* Available data
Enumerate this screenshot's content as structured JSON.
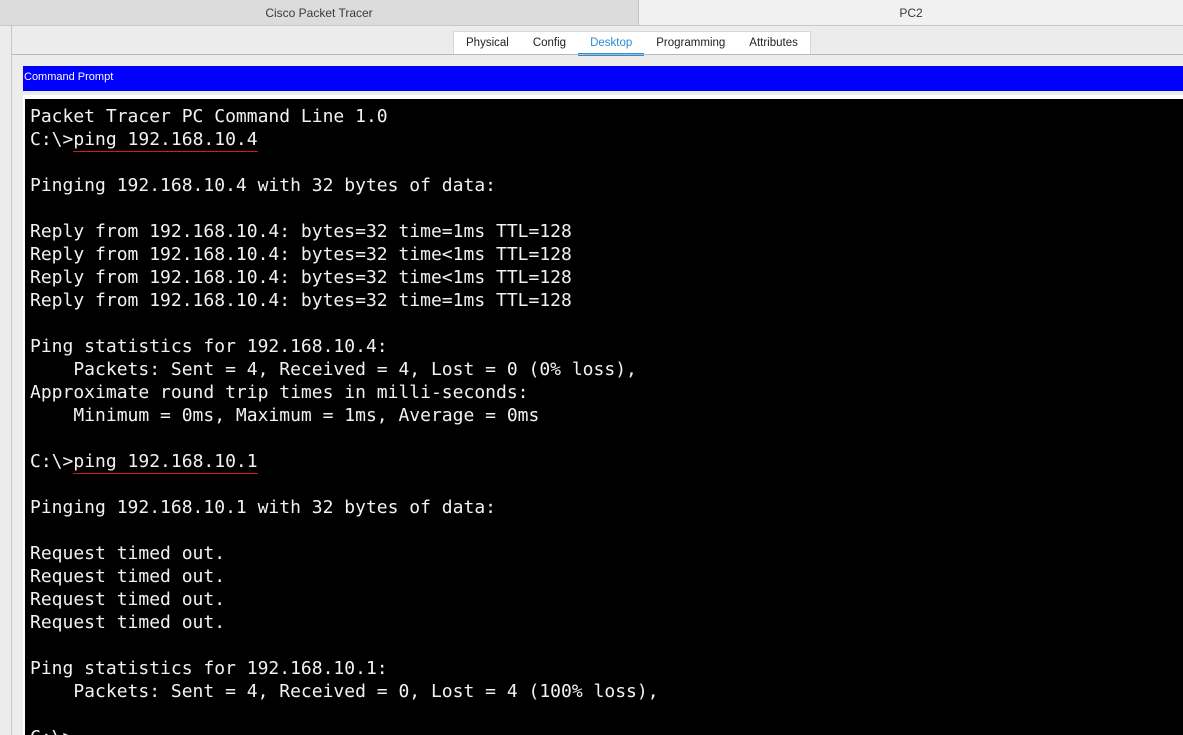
{
  "titlebar": {
    "left_title": "Cisco Packet Tracer",
    "right_title": "PC2"
  },
  "tabs": [
    {
      "label": "Physical",
      "active": false
    },
    {
      "label": "Config",
      "active": false
    },
    {
      "label": "Desktop",
      "active": true
    },
    {
      "label": "Programming",
      "active": false
    },
    {
      "label": "Attributes",
      "active": false
    }
  ],
  "command_prompt": {
    "title": "Command Prompt",
    "prompt": "C:\\>",
    "lines": [
      "Packet Tracer PC Command Line 1.0",
      "",
      "",
      "Pinging 192.168.10.4 with 32 bytes of data:",
      "",
      "Reply from 192.168.10.4: bytes=32 time=1ms TTL=128",
      "Reply from 192.168.10.4: bytes=32 time<1ms TTL=128",
      "Reply from 192.168.10.4: bytes=32 time<1ms TTL=128",
      "Reply from 192.168.10.4: bytes=32 time=1ms TTL=128",
      "",
      "Ping statistics for 192.168.10.4:",
      "    Packets: Sent = 4, Received = 4, Lost = 0 (0% loss),",
      "Approximate round trip times in milli-seconds:",
      "    Minimum = 0ms, Maximum = 1ms, Average = 0ms",
      "",
      "",
      "",
      "Pinging 192.168.10.1 with 32 bytes of data:",
      "",
      "Request timed out.",
      "Request timed out.",
      "Request timed out.",
      "Request timed out.",
      "",
      "Ping statistics for 192.168.10.1:",
      "    Packets: Sent = 4, Received = 0, Lost = 4 (100% loss),",
      "",
      "C:\\>"
    ],
    "commands": [
      {
        "line_index": 1,
        "text": "ping 192.168.10.4"
      },
      {
        "line_index": 15,
        "text": "ping 192.168.10.1"
      }
    ],
    "colors": {
      "header_bg": "#0000fe",
      "terminal_bg": "#000000",
      "terminal_fg": "#f2f2f2",
      "command_underline": "#d21c1c",
      "active_tab": "#2a8fd6"
    }
  }
}
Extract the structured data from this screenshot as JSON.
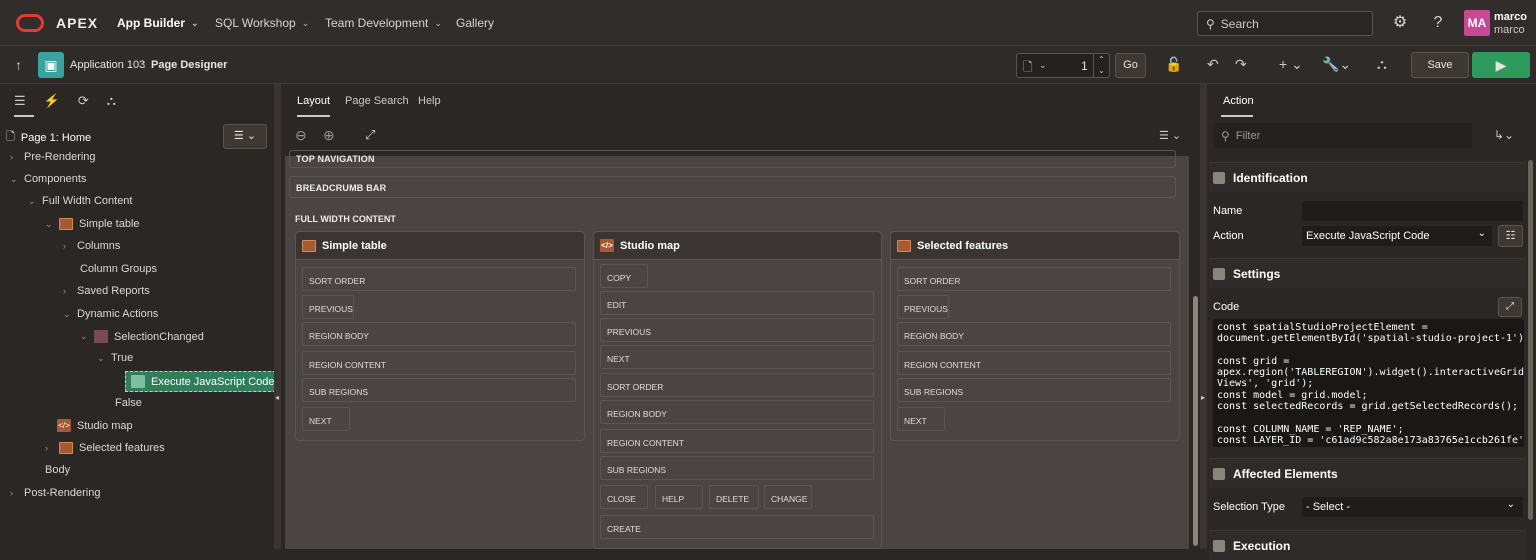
{
  "header": {
    "brand": "APEX",
    "nav": [
      {
        "label": "App Builder"
      },
      {
        "label": "SQL Workshop"
      },
      {
        "label": "Team Development"
      },
      {
        "label": "Gallery"
      }
    ],
    "search_placeholder": "Search",
    "user": {
      "initials": "MA",
      "name": "marco",
      "subtitle": "marco"
    }
  },
  "toolbar": {
    "app": "Application 103",
    "page": "Page Designer",
    "page_number": "1",
    "go_label": "Go",
    "save_label": "Save"
  },
  "left": {
    "page_title": "Page 1: Home",
    "tree": {
      "pre_rendering": "Pre-Rendering",
      "components": "Components",
      "full_width": "Full Width Content",
      "simple_table": "Simple table",
      "columns": "Columns",
      "column_groups": "Column Groups",
      "saved_reports": "Saved Reports",
      "dynamic_actions": "Dynamic Actions",
      "selection_changed": "SelectionChanged",
      "true_label": "True",
      "execute_js": "Execute JavaScript Code",
      "false_label": "False",
      "studio_map": "Studio map",
      "selected_features": "Selected features",
      "body": "Body",
      "post_rendering": "Post-Rendering"
    }
  },
  "center": {
    "tabs": [
      "Layout",
      "Page Search",
      "Help"
    ],
    "slots": {
      "top_nav": "TOP NAVIGATION",
      "breadcrumb": "BREADCRUMB BAR",
      "full_width": "FULL WIDTH CONTENT"
    },
    "regions": {
      "simple_table": {
        "title": "Simple table",
        "positions": [
          "SORT ORDER",
          "PREVIOUS",
          "REGION BODY",
          "REGION CONTENT",
          "SUB REGIONS",
          "NEXT"
        ]
      },
      "studio_map": {
        "title": "Studio map",
        "positions": [
          "COPY",
          "EDIT",
          "PREVIOUS",
          "NEXT",
          "SORT ORDER",
          "REGION BODY",
          "REGION CONTENT",
          "SUB REGIONS"
        ],
        "row": [
          "CLOSE",
          "HELP",
          "DELETE",
          "CHANGE"
        ],
        "last": "CREATE"
      },
      "selected_features": {
        "title": "Selected features",
        "positions": [
          "SORT ORDER",
          "PREVIOUS",
          "REGION BODY",
          "REGION CONTENT",
          "SUB REGIONS",
          "NEXT"
        ]
      }
    }
  },
  "right": {
    "tab": "Action",
    "filter_placeholder": "Filter",
    "identification": "Identification",
    "name_label": "Name",
    "name_value": "",
    "action_label": "Action",
    "action_value": "Execute JavaScript Code",
    "settings": "Settings",
    "code_label": "Code",
    "code": "const spatialStudioProjectElement =\ndocument.getElementById('spatial-studio-project-1');\n\nconst grid =\napex.region('TABLEREGION').widget().interactiveGrid('get\nViews', 'grid');\nconst model = grid.model;\nconst selectedRecords = grid.getSelectedRecords();\n\nconst COLUMN_NAME = 'REP_NAME';\nconst LAYER_ID = 'c61ad9c582a8e173a83765e1ccb261fe';",
    "affected": "Affected Elements",
    "selection_type_label": "Selection Type",
    "selection_type_value": "- Select -",
    "execution": "Execution"
  }
}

* Stated goal
Restate the full listing verbatim and drop every picture.

* Response to this exercise
Enumerate this screenshot's content as structured JSON.
{
  "titlebar": {
    "left_title": "Cisco Packet Tracer",
    "right_title": "PC2"
  },
  "tabs": [
    {
      "label": "Physical",
      "active": false
    },
    {
      "label": "Config",
      "active": false
    },
    {
      "label": "Desktop",
      "active": true
    },
    {
      "label": "Programming",
      "active": false
    },
    {
      "label": "Attributes",
      "active": false
    }
  ],
  "command_prompt": {
    "title": "Command Prompt",
    "prompt": "C:\\>",
    "lines": [
      "Packet Tracer PC Command Line 1.0",
      "",
      "",
      "Pinging 192.168.10.4 with 32 bytes of data:",
      "",
      "Reply from 192.168.10.4: bytes=32 time=1ms TTL=128",
      "Reply from 192.168.10.4: bytes=32 time<1ms TTL=128",
      "Reply from 192.168.10.4: bytes=32 time<1ms TTL=128",
      "Reply from 192.168.10.4: bytes=32 time=1ms TTL=128",
      "",
      "Ping statistics for 192.168.10.4:",
      "    Packets: Sent = 4, Received = 4, Lost = 0 (0% loss),",
      "Approximate round trip times in milli-seconds:",
      "    Minimum = 0ms, Maximum = 1ms, Average = 0ms",
      "",
      "",
      "",
      "Pinging 192.168.10.1 with 32 bytes of data:",
      "",
      "Request timed out.",
      "Request timed out.",
      "Request timed out.",
      "Request timed out.",
      "",
      "Ping statistics for 192.168.10.1:",
      "    Packets: Sent = 4, Received = 0, Lost = 4 (100% loss),",
      "",
      "C:\\>"
    ],
    "commands": [
      {
        "line_index": 1,
        "text": "ping 192.168.10.4"
      },
      {
        "line_index": 15,
        "text": "ping 192.168.10.1"
      }
    ],
    "colors": {
      "header_bg": "#0000fe",
      "terminal_bg": "#000000",
      "terminal_fg": "#f2f2f2",
      "command_underline": "#d21c1c",
      "active_tab": "#2a8fd6"
    }
  }
}
Extract the structured data from this screenshot as JSON.
{
  "header": {
    "brand": "APEX",
    "nav": [
      {
        "label": "App Builder"
      },
      {
        "label": "SQL Workshop"
      },
      {
        "label": "Team Development"
      },
      {
        "label": "Gallery"
      }
    ],
    "search_placeholder": "Search",
    "user": {
      "initials": "MA",
      "name": "marco",
      "subtitle": "marco"
    }
  },
  "toolbar": {
    "app": "Application 103",
    "page": "Page Designer",
    "page_number": "1",
    "go_label": "Go",
    "save_label": "Save"
  },
  "left": {
    "page_title": "Page 1: Home",
    "tree": {
      "pre_rendering": "Pre-Rendering",
      "components": "Components",
      "full_width": "Full Width Content",
      "simple_table": "Simple table",
      "columns": "Columns",
      "column_groups": "Column Groups",
      "saved_reports": "Saved Reports",
      "dynamic_actions": "Dynamic Actions",
      "selection_changed": "SelectionChanged",
      "true_label": "True",
      "execute_js": "Execute JavaScript Code",
      "false_label": "False",
      "studio_map": "Studio map",
      "selected_features": "Selected features",
      "body": "Body",
      "post_rendering": "Post-Rendering"
    }
  },
  "center": {
    "tabs": [
      "Layout",
      "Page Search",
      "Help"
    ],
    "slots": {
      "top_nav": "TOP NAVIGATION",
      "breadcrumb": "BREADCRUMB BAR",
      "full_width": "FULL WIDTH CONTENT"
    },
    "regions": {
      "simple_table": {
        "title": "Simple table",
        "positions": [
          "SORT ORDER",
          "PREVIOUS",
          "REGION BODY",
          "REGION CONTENT",
          "SUB REGIONS",
          "NEXT"
        ]
      },
      "studio_map": {
        "title": "Studio map",
        "positions": [
          "COPY",
          "EDIT",
          "PREVIOUS",
          "NEXT",
          "SORT ORDER",
          "REGION BODY",
          "REGION CONTENT",
          "SUB REGIONS"
        ],
        "row": [
          "CLOSE",
          "HELP",
          "DELETE",
          "CHANGE"
        ],
        "last": "CREATE"
      },
      "selected_features": {
        "title": "Selected features",
        "positions": [
          "SORT ORDER",
          "PREVIOUS",
          "REGION BODY",
          "REGION CONTENT",
          "SUB REGIONS",
          "NEXT"
        ]
      }
    }
  },
  "right": {
    "tab": "Action",
    "filter_placeholder": "Filter",
    "identification": "Identification",
    "name_label": "Name",
    "name_value": "",
    "action_label": "Action",
    "action_value": "Execute JavaScript Code",
    "settings": "Settings",
    "code_label": "Code",
    "code": "const spatialStudioProjectElement =\ndocument.getElementById('spatial-studio-project-1');\n\nconst grid =\napex.region('TABLEREGION').widget().interactiveGrid('get\nViews', 'grid');\nconst model = grid.model;\nconst selectedRecords = grid.getSelectedRecords();\n\nconst COLUMN_NAME = 'REP_NAME';\nconst LAYER_ID = 'c61ad9c582a8e173a83765e1ccb261fe';",
    "affected": "Affected Elements",
    "selection_type_label": "Selection Type",
    "selection_type_value": "- Select -",
    "execution": "Execution"
  }
}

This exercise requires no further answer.